§ Dataset
━━━━━━━━━━━━━━━━━━━━
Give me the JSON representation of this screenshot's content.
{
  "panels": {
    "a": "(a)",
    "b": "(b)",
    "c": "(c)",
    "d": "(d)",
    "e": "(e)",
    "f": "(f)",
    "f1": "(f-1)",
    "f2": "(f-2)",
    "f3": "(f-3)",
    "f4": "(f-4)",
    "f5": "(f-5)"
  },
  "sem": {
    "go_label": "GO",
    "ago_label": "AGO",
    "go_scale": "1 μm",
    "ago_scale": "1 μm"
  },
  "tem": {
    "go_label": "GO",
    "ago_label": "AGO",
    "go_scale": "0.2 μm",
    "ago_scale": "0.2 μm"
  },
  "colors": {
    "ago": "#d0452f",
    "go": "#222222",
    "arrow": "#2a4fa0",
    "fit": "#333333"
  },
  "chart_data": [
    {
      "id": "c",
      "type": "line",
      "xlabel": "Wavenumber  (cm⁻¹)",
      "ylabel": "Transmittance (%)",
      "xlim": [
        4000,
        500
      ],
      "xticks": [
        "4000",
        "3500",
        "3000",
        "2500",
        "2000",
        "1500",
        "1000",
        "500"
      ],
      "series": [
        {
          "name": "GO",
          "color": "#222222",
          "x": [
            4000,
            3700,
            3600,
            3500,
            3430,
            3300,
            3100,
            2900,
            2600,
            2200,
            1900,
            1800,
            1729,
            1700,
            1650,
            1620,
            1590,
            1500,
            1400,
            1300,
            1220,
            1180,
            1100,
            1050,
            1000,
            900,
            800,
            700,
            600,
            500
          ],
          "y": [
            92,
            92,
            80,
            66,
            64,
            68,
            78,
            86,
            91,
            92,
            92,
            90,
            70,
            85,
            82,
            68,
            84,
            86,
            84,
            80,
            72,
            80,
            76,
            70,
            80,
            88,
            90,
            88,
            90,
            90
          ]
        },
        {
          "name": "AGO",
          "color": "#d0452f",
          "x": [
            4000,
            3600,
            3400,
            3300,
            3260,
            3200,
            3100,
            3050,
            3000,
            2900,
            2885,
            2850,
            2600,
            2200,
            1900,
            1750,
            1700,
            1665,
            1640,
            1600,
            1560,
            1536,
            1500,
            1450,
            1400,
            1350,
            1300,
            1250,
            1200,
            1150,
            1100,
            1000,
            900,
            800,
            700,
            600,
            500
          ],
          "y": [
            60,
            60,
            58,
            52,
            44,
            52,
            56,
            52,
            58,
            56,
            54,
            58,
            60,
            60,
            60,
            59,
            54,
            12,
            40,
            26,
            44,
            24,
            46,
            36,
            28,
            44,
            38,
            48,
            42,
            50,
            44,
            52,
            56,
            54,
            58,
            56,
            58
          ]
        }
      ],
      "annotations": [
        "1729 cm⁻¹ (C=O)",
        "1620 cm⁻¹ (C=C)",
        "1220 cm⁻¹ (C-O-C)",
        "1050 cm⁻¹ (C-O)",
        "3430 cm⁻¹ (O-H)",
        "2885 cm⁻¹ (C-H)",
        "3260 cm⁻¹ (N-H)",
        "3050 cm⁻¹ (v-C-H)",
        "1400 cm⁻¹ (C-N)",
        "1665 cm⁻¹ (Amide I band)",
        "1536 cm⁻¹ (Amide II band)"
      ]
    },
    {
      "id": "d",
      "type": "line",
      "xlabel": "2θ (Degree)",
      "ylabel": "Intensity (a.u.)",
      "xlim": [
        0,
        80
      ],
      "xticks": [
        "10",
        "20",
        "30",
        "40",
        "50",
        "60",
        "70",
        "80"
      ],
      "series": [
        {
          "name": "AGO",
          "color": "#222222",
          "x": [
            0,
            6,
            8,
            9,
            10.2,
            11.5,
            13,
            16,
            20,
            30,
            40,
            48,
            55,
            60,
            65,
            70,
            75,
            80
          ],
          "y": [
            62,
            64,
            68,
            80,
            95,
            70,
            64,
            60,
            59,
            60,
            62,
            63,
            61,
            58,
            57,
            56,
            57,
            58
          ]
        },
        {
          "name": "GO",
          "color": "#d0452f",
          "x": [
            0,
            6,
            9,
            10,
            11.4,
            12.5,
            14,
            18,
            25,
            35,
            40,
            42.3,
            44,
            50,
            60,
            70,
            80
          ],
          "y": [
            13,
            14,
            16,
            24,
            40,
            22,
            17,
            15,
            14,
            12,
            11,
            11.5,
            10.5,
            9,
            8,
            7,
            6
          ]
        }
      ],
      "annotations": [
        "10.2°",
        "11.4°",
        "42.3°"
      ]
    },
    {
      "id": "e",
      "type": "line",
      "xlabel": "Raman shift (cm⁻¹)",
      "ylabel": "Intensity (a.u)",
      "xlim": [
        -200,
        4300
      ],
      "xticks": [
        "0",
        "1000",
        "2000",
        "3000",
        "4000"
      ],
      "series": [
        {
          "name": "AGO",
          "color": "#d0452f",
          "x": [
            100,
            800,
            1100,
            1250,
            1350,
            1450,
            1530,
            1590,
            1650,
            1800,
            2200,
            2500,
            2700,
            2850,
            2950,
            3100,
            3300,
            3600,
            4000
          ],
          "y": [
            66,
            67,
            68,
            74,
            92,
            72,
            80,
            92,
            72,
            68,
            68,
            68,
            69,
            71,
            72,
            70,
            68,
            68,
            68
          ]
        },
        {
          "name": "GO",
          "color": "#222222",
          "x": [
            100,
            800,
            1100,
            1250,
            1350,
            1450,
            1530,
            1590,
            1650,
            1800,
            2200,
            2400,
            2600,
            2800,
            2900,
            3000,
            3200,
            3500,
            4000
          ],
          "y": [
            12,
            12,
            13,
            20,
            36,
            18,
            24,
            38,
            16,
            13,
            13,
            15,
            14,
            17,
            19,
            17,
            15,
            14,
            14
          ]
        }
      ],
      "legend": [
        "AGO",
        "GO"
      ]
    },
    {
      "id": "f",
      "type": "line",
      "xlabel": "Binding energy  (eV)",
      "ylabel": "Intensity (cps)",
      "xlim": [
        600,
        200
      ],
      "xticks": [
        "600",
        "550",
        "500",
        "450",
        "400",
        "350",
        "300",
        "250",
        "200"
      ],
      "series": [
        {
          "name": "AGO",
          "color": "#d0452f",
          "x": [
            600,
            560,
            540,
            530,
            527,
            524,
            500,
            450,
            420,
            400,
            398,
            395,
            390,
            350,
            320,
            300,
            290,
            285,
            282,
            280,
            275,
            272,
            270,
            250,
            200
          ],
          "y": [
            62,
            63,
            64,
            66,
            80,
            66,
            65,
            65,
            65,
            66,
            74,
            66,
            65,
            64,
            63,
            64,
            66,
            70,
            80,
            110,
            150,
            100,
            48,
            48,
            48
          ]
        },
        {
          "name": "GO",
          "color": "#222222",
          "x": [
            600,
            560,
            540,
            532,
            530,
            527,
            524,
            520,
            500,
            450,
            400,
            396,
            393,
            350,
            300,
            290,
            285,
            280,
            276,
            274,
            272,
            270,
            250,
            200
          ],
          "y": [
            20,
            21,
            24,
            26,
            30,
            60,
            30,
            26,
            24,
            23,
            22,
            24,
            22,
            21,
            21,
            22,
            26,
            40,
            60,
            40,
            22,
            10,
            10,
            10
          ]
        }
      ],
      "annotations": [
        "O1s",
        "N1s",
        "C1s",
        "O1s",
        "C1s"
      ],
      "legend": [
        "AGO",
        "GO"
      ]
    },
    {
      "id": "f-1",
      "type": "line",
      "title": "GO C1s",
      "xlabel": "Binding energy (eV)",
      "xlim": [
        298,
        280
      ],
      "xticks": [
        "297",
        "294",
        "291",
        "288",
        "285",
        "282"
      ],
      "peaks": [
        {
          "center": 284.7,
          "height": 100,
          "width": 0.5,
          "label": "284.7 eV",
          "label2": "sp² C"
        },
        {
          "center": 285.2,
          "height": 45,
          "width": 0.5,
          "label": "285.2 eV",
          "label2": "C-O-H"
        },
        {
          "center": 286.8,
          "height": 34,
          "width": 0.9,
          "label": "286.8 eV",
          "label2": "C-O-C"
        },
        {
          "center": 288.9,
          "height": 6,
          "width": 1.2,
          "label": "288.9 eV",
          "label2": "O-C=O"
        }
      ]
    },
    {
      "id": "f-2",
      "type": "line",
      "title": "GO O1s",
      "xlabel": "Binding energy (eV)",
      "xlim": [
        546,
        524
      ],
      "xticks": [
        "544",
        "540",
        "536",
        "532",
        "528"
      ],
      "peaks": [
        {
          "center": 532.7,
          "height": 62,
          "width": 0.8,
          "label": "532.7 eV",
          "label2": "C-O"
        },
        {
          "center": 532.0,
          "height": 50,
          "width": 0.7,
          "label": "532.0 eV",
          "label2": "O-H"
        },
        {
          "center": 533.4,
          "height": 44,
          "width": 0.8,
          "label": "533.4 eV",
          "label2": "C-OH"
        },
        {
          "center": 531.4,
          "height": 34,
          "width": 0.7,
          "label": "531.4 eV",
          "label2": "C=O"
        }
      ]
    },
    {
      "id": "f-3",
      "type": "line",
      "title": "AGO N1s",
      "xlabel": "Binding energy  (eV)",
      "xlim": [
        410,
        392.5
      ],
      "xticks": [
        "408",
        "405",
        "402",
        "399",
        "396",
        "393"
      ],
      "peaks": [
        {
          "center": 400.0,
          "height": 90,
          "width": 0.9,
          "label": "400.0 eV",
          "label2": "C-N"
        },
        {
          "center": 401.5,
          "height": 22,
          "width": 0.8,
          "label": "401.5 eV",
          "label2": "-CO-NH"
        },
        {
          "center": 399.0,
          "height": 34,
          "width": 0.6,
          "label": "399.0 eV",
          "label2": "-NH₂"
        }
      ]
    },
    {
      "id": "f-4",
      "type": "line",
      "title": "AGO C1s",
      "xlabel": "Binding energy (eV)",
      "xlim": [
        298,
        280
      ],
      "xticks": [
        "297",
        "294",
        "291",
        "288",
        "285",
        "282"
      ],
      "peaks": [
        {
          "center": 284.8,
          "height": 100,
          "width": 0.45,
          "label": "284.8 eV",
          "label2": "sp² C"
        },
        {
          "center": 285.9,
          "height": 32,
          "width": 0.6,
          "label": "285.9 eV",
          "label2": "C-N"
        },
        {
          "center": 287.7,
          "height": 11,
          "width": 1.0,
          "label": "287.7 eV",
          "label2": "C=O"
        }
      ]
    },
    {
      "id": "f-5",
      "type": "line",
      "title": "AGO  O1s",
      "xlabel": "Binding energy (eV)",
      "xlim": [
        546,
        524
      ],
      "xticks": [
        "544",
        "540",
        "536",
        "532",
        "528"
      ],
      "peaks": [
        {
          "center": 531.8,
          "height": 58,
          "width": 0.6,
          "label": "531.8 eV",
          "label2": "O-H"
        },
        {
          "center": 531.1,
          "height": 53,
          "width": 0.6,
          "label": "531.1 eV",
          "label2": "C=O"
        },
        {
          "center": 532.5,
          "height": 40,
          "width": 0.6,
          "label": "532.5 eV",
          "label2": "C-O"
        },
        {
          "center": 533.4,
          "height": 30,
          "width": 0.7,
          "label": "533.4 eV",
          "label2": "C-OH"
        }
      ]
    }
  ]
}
━━━━━━━━━━━━━━━━━━━━
§ What you are asked to do
Pick out every line above that holds the word "title" and copy it.

§ Finished task
      "title": "GO C1s",
      "title": "GO O1s",
      "title": "AGO N1s",
      "title": "AGO C1s",
      "title": "AGO  O1s",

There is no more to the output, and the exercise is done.